**Exercise brief:** Examine the entries and show every line in which the word "государственными" is found.

**Entries shown:**
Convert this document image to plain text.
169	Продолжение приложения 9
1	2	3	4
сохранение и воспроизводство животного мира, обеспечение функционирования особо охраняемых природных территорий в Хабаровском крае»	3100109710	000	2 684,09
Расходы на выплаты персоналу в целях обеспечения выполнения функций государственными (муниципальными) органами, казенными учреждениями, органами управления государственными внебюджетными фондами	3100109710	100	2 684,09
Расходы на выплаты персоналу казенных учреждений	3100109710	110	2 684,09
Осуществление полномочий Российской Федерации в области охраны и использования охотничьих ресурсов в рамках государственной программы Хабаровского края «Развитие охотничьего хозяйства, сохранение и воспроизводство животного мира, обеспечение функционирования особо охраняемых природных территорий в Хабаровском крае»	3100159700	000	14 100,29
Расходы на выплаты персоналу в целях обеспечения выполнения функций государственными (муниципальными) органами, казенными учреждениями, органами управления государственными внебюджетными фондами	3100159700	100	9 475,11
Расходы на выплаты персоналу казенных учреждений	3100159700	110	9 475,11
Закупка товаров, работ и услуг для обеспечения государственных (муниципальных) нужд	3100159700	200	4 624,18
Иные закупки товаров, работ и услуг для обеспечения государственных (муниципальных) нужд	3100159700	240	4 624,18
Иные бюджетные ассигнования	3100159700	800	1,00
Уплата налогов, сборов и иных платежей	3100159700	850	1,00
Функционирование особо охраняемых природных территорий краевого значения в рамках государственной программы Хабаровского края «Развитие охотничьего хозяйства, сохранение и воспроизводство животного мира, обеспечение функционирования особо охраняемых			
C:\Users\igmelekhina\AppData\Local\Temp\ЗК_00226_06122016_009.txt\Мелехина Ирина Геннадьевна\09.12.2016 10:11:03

**Task solution:**
Расходы на выплаты персоналу в целях обеспечения выполнения функций государственными (муниципальными) органами, казенными учреждениями, органами управления государственными внебюджетными фондами	3100109710	100	2 684,09
Расходы на выплаты персоналу в целях обеспечения выполнения функций государственными (муниципальными) органами, казенными учреждениями, органами управления государственными внебюджетными фондами	3100159700	100	9 475,11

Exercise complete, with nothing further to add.